Goal of the exercise: In the issue thread on the LDA checkpoint bug, retype everything from "Joseph K. Bradley commented" down to "in the future.".

Extract provided:
:::::

You are viewing a plain text version of this content. The canonical link for it is here.
Posted to issues@spark.apache.org by "Joseph K. Bradley (JIRA)" <ji...@apache.org> on 2016/03/04 18:49:41 UTC

[jira] [Commented] (SPARK-13048) EMLDAOptimizer deletes dependent checkpoint of DistributedLDAModel

    [ https://issues.apache.org/jira/browse/SPARK-13048?page=com.atlassian.jira.plugin.system.issuetabpanels:comment-tabpanel&focusedCommentId=15180241#comment-15180241 ] 

Joseph K. Bradley commented on SPARK-13048:
-------------------------------------------

I'd say the best fix would be to add an option to LDA to not delete the last checkpoint.  I'd prefer to expose this as a Param in the spark.ml API, but it could be added to the spark.mllib API as well if necessary.

[~holdenk]  I agree we need to figure out how to handle/control caching and checkpointing within Pipelines, but that will have to wait for after 2.0.

[~jvstein]  We try to minimize the public API.  Although I agree with you about opening up APIs in principal, it have proven dangerous in practice.  Even when we mark things DeveloperApi, many users still use those APIs, making it difficult to change them in the future.

> EMLDAOptimizer deletes dependent checkpoint of DistributedLDAModel
> ------------------------------------------------------------------
>
>                 Key: SPARK-13048
>                 URL: https://issues.apache.org/jira/browse/SPARK-13048
>             Project: Spark
>          Issue Type: Bug
>          Components: MLlib
>    Affects Versions: 1.5.2
>         Environment: Standalone Spark cluster
>            Reporter: Jeff Stein
>
> In EMLDAOptimizer, all checkpoints are deleted before returning the DistributedLDAModel.
> The most recent checkpoint is still necessary for operations on the DistributedLDAModel under a couple scenarios:
> - The graph doesn't fit in memory on the worker nodes (e.g. very large data set).
> - Late worker failures that require reading the now-dependent checkpoint.
> I ran into this problem running a 10M record LDA model in a memory starved environment. The model consistently failed in either the {{collect at LDAModel.scala:528}} stage (when converting to a LocalLDAModel) or in the {{reduce at LDAModel.scala:563}} stage (when calling "describeTopics" on the model). In both cases, a FileNotFoundException is thrown attempting to access a checkpoint file.
> I'm not sure what the correct fix is here; it might involve a class signature change. An alternative simple fix is to leave the last checkpoint around and expect the user to clean the checkpoint directory themselves.
> {noformat}
> java.io.FileNotFoundException: File does not exist: /hdfs/path/to/checkpoints/c8bd2b4e-27dd-47b3-84ec-3ff0bac04587/rdd-635/part-00071
> {noformat}
> Relevant code is included below.

:::::

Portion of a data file
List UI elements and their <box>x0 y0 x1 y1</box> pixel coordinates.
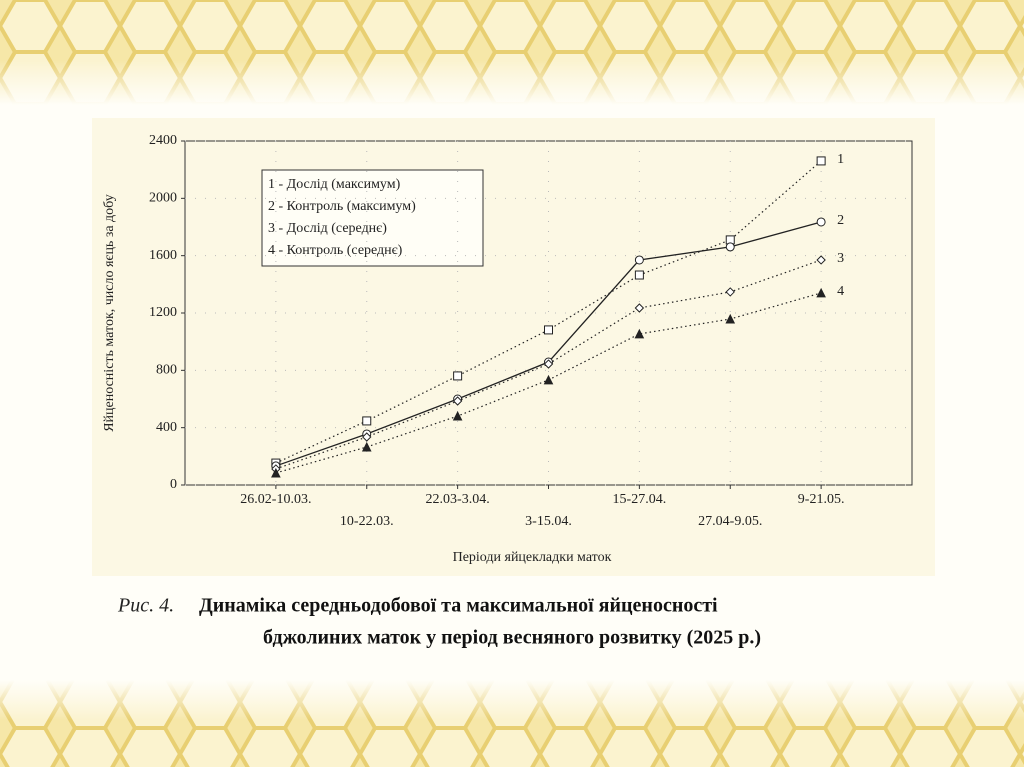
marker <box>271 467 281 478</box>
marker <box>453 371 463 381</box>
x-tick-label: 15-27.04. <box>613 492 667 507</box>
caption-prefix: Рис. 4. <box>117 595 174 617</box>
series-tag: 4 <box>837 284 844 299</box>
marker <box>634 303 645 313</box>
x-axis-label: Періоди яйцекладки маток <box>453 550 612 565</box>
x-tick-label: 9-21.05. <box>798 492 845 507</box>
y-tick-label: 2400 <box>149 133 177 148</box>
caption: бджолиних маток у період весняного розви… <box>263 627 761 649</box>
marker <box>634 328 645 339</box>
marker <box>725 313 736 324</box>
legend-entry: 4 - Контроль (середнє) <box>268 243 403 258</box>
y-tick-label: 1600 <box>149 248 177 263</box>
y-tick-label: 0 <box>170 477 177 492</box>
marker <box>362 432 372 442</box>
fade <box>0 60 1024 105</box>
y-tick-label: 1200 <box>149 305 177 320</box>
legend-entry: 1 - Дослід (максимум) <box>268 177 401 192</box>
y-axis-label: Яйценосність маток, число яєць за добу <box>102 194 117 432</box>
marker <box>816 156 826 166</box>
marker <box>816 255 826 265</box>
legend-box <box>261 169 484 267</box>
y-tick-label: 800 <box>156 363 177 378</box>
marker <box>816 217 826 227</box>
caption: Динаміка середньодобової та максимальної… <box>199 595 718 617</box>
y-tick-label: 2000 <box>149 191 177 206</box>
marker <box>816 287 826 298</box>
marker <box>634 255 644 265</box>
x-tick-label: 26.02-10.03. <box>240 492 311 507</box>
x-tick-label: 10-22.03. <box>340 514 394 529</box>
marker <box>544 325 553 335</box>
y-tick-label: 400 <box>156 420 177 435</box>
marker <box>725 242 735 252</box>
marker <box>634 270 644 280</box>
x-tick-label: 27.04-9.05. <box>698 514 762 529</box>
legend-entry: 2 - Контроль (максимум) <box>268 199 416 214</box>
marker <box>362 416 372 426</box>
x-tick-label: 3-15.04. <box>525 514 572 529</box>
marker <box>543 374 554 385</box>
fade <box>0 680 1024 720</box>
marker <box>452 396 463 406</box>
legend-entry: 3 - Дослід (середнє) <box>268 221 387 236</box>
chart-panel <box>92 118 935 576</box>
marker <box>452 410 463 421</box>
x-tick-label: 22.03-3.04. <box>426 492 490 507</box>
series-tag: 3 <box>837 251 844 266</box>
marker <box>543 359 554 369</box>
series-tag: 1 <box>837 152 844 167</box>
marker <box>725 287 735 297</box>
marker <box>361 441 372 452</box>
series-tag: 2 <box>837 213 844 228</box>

:::::

Solution:
Joseph K. Bradley commented on SPARK-13048:
-------------------------------------------

I'd say the best fix would be to add an option to LDA to not delete the last checkpoint.  I'd prefer to expose this as a Param in the spark.ml API, but it could be added to the spark.mllib API as well if necessary.

[~holdenk]  I agree we need to figure out how to handle/control caching and checkpointing within Pipelines, but that will have to wait for after 2.0.

[~jvstein]  We try to minimize the public API.  Although I agree with you about opening up APIs in principal, it have proven dangerous in practice.  Even when we mark things DeveloperApi, many users still use those APIs, making it difficult to change them in the future.